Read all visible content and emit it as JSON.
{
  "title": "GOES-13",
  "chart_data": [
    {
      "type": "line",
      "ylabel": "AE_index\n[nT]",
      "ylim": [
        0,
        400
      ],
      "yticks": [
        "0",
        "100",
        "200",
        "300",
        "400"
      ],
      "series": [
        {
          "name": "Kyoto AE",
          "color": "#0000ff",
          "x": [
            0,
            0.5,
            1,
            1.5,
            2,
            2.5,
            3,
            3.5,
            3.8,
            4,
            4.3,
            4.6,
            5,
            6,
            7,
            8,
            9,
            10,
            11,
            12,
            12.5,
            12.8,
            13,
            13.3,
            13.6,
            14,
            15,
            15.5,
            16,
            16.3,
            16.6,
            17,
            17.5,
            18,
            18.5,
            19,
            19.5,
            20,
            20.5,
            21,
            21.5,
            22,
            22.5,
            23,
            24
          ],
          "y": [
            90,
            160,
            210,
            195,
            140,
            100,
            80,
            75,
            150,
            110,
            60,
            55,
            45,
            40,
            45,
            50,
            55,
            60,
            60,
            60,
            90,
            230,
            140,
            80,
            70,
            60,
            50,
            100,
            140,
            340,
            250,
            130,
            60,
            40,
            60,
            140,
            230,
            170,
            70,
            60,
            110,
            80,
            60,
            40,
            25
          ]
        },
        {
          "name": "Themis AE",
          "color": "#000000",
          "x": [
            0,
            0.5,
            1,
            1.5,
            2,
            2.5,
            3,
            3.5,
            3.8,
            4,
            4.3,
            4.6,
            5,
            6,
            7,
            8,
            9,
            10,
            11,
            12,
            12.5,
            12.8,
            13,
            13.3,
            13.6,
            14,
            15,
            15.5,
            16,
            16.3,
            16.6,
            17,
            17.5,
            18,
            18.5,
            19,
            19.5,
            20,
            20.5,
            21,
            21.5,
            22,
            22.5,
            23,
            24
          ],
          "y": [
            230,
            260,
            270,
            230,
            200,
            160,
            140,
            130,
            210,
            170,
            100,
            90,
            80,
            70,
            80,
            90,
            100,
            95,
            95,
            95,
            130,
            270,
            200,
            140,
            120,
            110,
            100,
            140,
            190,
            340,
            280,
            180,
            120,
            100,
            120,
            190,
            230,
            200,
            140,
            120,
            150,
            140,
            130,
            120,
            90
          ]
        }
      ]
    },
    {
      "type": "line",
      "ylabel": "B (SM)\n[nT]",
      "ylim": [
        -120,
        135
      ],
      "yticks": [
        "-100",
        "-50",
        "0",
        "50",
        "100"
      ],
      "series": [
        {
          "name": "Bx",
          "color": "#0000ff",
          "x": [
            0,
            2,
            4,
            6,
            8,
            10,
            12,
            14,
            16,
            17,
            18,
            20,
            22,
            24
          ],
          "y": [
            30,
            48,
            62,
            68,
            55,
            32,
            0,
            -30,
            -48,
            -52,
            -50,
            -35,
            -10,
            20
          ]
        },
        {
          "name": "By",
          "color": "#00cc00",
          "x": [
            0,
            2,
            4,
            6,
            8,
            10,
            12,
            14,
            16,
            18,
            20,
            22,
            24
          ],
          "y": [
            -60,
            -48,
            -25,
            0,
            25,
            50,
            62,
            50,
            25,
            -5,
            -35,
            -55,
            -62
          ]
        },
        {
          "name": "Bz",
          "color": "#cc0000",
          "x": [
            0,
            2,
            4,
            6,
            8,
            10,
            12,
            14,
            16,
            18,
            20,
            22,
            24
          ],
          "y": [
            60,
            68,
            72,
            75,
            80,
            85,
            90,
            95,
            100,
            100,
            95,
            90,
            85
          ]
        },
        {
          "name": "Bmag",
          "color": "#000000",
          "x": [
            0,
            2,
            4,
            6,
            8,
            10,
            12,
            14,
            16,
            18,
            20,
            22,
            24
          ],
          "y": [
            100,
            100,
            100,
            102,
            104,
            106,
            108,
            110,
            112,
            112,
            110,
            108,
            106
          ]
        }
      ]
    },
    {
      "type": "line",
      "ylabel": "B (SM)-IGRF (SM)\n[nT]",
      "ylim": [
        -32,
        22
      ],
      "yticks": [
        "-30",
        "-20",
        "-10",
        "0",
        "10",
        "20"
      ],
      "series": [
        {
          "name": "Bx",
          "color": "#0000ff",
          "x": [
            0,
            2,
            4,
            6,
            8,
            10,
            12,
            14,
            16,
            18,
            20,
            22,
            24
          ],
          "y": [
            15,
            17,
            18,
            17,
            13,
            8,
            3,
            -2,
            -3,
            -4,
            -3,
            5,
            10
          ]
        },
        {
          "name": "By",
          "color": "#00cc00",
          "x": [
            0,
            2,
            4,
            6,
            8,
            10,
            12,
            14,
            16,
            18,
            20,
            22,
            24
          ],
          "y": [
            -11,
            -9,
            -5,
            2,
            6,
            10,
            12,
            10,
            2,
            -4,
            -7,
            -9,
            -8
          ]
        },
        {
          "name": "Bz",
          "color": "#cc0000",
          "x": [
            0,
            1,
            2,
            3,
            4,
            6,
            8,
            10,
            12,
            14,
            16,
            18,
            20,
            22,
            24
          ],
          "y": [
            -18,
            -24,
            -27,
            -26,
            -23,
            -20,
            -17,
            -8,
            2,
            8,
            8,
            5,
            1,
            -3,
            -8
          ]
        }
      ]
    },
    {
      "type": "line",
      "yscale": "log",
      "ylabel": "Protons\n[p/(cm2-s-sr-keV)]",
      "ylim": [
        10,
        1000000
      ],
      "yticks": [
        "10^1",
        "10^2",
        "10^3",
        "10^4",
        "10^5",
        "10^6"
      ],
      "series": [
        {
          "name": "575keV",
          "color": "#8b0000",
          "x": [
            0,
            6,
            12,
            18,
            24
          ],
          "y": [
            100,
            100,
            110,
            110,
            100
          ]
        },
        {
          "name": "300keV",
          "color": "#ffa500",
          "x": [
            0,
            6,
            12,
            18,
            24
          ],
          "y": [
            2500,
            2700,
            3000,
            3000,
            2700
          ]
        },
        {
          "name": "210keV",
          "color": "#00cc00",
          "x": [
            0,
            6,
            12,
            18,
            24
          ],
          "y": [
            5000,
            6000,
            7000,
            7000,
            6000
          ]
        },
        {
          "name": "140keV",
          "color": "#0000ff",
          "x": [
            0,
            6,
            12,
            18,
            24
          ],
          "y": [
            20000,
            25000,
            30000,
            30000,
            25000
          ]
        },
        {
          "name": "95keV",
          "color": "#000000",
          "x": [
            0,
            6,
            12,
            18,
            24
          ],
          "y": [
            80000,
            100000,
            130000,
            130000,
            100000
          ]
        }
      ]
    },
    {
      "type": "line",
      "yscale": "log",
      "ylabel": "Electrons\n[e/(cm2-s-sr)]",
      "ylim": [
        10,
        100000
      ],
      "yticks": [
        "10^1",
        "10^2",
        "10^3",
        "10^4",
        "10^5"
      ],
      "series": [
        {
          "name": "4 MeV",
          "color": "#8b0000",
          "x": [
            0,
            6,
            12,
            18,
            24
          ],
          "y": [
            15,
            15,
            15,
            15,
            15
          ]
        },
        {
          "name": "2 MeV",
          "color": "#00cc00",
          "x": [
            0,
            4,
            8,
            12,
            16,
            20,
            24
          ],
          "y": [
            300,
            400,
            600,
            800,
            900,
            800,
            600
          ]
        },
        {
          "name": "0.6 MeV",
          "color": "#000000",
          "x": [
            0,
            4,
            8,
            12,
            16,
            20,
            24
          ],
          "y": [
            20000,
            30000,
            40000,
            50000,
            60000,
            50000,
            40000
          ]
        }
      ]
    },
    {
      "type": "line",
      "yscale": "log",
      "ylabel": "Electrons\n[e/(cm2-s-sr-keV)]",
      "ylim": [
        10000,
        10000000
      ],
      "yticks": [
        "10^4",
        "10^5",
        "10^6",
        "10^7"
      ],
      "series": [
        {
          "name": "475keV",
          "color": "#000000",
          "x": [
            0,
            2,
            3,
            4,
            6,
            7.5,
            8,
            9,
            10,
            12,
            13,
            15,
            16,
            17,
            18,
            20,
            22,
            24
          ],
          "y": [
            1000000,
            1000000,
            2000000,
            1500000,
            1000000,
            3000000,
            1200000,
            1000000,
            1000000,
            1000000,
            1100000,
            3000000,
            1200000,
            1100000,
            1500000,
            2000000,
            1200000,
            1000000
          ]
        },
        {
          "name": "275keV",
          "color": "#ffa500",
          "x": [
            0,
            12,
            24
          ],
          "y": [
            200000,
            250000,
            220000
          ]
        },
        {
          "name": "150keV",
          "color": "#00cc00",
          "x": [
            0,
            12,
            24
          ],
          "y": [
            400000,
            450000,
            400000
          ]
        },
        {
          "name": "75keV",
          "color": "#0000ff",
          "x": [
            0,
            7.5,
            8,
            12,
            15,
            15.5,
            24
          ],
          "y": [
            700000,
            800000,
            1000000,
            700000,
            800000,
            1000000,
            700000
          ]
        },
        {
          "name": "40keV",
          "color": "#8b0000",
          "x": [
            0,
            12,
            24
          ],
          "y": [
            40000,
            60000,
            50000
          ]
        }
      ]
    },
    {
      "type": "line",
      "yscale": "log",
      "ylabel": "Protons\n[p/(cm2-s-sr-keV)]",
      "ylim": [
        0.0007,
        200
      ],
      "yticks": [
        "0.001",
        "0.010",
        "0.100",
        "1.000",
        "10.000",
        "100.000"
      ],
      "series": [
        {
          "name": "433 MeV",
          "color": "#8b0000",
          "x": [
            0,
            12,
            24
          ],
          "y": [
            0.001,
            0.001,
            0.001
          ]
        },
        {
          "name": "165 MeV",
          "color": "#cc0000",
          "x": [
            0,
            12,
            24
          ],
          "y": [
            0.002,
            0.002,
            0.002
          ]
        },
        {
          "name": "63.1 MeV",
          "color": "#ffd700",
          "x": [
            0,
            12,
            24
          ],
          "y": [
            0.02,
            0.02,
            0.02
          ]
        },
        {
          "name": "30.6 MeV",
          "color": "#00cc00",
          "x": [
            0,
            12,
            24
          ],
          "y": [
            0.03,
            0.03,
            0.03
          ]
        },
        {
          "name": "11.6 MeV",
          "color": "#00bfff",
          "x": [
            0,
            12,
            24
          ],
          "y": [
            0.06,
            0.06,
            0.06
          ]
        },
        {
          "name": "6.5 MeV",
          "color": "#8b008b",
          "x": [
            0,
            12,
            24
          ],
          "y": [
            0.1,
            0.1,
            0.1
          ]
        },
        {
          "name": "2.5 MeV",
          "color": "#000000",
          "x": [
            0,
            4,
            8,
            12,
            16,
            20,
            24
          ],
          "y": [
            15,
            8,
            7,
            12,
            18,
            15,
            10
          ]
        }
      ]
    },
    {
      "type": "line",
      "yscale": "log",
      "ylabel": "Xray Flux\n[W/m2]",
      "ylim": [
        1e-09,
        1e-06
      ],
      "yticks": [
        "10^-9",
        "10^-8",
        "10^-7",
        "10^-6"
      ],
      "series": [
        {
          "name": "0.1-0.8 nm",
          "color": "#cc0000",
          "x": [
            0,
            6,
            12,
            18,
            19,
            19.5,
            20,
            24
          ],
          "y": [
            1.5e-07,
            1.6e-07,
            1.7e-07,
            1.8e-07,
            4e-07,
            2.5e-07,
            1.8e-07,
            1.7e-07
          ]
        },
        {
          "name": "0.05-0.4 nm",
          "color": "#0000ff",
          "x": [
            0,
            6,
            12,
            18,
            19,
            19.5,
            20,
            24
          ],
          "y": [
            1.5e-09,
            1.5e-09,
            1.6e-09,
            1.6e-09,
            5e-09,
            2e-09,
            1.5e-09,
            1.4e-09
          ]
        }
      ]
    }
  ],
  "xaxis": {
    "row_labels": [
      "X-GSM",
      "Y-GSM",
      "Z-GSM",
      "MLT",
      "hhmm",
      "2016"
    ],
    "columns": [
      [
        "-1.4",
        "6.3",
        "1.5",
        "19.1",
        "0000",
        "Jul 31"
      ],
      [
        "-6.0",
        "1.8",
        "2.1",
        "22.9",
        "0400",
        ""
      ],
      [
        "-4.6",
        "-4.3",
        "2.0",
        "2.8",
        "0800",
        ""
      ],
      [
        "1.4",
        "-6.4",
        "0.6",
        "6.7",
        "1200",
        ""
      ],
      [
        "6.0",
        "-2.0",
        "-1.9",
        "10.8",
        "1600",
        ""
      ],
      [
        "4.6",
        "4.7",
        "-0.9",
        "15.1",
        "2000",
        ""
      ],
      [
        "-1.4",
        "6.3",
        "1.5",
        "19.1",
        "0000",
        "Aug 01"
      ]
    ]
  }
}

Problem requirements
Go through the lines above. Select every one that has the string "ylabel".

Exercise output
      "ylabel": "AE_index\n[nT]",
      "ylabel": "B (SM)\n[nT]",
      "ylabel": "B (SM)-IGRF (SM)\n[nT]",
      "ylabel": "Protons\n[p/(cm2-s-sr-keV)]",
      "ylabel": "Electrons\n[e/(cm2-s-sr)]",
      "ylabel": "Electrons\n[e/(cm2-s-sr-keV)]",
      "ylabel": "Protons\n[p/(cm2-s-sr-keV)]",
      "ylabel": "Xray Flux\n[W/m2]",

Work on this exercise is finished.